> **The exercise**:
Scan the lines below for "this"; report the number of lines that contain it, and only that.

-- start of Records for the exercise --

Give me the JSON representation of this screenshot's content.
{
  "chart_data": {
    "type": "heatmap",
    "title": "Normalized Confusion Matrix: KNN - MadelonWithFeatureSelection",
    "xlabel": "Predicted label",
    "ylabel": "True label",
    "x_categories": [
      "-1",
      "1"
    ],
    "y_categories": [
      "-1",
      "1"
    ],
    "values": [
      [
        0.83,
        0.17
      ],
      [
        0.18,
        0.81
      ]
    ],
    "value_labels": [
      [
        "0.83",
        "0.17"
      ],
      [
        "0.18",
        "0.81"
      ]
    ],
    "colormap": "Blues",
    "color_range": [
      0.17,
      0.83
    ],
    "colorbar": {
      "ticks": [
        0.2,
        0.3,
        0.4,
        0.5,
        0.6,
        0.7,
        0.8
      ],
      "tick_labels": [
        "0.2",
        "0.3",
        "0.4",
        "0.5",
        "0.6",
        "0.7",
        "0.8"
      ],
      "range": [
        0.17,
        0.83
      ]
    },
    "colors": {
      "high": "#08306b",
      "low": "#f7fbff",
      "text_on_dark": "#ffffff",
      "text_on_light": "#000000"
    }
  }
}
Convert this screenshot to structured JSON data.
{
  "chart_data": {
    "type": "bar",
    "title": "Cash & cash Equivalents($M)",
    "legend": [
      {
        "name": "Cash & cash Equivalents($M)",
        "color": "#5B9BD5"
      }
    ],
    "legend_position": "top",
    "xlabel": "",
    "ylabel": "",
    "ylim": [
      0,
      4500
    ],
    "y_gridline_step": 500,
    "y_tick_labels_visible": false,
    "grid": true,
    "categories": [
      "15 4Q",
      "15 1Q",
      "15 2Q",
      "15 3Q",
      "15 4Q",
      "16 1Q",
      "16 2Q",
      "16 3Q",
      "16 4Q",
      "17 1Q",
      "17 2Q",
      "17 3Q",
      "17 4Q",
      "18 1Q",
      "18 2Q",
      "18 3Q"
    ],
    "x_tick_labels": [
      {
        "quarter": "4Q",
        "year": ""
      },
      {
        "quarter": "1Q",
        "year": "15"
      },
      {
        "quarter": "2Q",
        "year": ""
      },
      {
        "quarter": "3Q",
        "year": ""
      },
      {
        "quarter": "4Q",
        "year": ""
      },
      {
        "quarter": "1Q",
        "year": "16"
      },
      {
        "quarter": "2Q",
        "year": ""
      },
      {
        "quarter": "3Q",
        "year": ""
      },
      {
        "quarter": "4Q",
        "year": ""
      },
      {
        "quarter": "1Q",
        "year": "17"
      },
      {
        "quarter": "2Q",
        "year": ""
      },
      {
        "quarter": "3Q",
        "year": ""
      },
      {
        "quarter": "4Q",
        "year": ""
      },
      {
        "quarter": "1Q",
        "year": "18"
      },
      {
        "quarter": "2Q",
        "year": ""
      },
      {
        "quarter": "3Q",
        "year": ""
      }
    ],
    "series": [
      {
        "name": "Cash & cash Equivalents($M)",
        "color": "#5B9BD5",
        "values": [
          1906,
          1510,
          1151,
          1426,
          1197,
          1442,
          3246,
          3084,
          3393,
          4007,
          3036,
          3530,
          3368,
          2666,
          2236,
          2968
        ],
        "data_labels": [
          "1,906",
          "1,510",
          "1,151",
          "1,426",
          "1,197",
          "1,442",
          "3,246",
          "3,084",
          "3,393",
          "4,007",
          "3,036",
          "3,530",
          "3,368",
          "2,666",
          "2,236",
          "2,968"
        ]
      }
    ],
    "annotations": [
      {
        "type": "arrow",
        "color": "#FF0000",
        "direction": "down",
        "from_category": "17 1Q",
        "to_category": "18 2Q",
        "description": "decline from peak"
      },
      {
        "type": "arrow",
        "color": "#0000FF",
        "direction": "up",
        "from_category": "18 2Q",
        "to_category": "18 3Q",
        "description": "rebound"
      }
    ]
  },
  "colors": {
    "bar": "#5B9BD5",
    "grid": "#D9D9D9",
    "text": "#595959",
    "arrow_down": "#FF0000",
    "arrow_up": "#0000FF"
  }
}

-- end of Records for the exercise --

> **Task solution**:
2